___ RAW RECORDS ___

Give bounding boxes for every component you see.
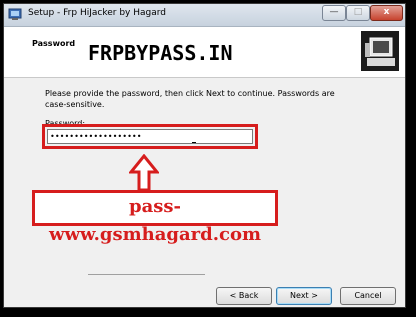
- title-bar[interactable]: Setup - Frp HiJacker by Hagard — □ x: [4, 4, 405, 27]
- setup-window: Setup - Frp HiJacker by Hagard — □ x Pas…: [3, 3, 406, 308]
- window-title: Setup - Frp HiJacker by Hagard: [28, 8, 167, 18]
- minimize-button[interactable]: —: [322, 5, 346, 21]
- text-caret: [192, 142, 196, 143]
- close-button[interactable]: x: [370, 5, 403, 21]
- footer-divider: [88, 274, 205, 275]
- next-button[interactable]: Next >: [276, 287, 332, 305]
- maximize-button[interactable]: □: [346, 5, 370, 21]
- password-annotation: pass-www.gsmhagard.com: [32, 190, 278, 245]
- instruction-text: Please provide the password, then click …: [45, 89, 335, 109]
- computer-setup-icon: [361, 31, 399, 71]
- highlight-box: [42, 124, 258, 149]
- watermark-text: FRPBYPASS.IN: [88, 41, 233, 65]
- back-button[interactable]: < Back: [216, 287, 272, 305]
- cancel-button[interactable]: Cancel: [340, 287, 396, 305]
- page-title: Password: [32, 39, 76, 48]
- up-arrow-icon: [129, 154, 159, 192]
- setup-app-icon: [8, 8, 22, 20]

___

Reproduce the lines of the records from the line containing "- title-bar[interactable]: Setup" through the end of the records, both ends included.

- title-bar[interactable]: Setup - Frp HiJacker by Hagard — □ x: [4, 4, 405, 27]
- setup-window: Setup - Frp HiJacker by Hagard — □ x Pas…: [3, 3, 406, 308]
- window-title: Setup - Frp HiJacker by Hagard: [28, 8, 167, 18]
- minimize-button[interactable]: —: [322, 5, 346, 21]
- text-caret: [192, 142, 196, 143]
- close-button[interactable]: x: [370, 5, 403, 21]
- footer-divider: [88, 274, 205, 275]
- next-button[interactable]: Next >: [276, 287, 332, 305]
- maximize-button[interactable]: □: [346, 5, 370, 21]
- password-annotation: pass-www.gsmhagard.com: [32, 190, 278, 245]
- instruction-text: Please provide the password, then click …: [45, 89, 335, 109]
- computer-setup-icon: [361, 31, 399, 71]
- highlight-box: [42, 124, 258, 149]
- watermark-text: FRPBYPASS.IN: [88, 41, 233, 65]
- back-button[interactable]: < Back: [216, 287, 272, 305]
- cancel-button[interactable]: Cancel: [340, 287, 396, 305]
- page-title: Password: [32, 39, 76, 48]
- up-arrow-icon: [129, 154, 159, 192]
- setup-app-icon: [8, 8, 22, 20]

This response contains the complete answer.